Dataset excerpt

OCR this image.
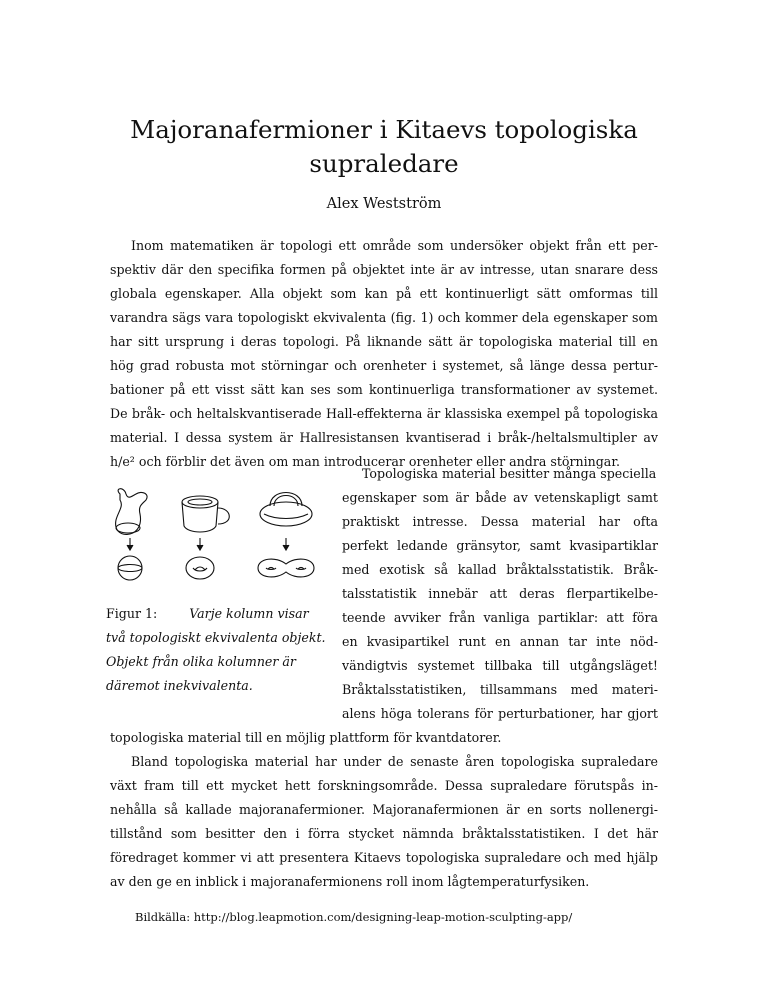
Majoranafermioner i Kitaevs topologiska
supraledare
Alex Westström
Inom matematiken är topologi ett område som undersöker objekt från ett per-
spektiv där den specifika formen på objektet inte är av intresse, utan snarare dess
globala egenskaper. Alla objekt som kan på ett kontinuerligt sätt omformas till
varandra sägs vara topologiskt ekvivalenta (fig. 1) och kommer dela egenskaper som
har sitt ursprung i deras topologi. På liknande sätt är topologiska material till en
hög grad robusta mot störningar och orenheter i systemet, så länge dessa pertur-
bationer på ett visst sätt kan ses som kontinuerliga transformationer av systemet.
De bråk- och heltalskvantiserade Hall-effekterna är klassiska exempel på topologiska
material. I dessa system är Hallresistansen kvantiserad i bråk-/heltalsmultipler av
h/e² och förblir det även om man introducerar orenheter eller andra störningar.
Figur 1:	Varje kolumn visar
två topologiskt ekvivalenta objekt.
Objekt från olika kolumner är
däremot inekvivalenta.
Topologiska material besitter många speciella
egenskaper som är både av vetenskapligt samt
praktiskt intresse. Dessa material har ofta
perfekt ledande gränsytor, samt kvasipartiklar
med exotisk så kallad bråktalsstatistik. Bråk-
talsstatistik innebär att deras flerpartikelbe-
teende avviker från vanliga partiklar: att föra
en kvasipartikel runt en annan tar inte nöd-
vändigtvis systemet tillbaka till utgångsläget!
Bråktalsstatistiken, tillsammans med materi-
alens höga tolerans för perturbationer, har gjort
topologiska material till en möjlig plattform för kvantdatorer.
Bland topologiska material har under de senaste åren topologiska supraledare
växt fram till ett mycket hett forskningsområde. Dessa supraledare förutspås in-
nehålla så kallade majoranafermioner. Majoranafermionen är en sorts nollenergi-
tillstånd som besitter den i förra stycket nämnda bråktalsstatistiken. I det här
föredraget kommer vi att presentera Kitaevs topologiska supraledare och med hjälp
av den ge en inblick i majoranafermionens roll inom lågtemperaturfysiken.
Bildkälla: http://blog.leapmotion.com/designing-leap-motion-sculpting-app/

--

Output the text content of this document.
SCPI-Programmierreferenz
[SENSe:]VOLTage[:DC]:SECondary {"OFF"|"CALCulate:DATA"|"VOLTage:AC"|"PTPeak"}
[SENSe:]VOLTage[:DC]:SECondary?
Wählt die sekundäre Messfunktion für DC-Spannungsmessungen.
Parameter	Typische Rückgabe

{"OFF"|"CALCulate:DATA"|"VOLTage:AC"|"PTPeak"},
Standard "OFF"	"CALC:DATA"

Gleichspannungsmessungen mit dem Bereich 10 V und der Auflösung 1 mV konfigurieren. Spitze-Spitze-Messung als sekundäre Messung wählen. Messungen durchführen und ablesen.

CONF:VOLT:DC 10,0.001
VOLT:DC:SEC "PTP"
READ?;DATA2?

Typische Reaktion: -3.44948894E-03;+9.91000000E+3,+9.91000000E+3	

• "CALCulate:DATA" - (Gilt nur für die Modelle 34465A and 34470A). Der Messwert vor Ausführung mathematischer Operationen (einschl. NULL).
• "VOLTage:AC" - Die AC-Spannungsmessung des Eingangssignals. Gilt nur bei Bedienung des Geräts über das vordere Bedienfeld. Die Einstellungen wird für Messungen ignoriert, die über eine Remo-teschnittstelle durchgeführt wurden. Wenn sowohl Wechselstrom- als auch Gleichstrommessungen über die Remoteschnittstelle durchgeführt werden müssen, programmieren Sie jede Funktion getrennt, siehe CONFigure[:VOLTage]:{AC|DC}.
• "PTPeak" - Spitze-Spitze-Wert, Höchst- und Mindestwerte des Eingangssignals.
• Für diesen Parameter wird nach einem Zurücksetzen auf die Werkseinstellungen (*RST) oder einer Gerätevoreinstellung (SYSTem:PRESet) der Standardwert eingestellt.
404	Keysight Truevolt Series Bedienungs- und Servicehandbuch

» Work to complete: Check each line of the entries for the string "Gilt". Copy the lines that have it.

» Solution to the exercise:
• "CALCulate:DATA" - (Gilt nur für die Modelle 34465A and 34470A). Der Messwert vor Ausführung mathematischer Operationen (einschl. NULL).
• "VOLTage:AC" - Die AC-Spannungsmessung des Eingangssignals. Gilt nur bei Bedienung des Geräts über das vordere Bedienfeld. Die Einstellungen wird für Messungen ignoriert, die über eine Remo-teschnittstelle durchgeführt wurden. Wenn sowohl Wechselstrom- als auch Gleichstrommessungen über die Remoteschnittstelle durchgeführt werden müssen, programmieren Sie jede Funktion getrennt, siehe CONFigure[:VOLTage]:{AC|DC}.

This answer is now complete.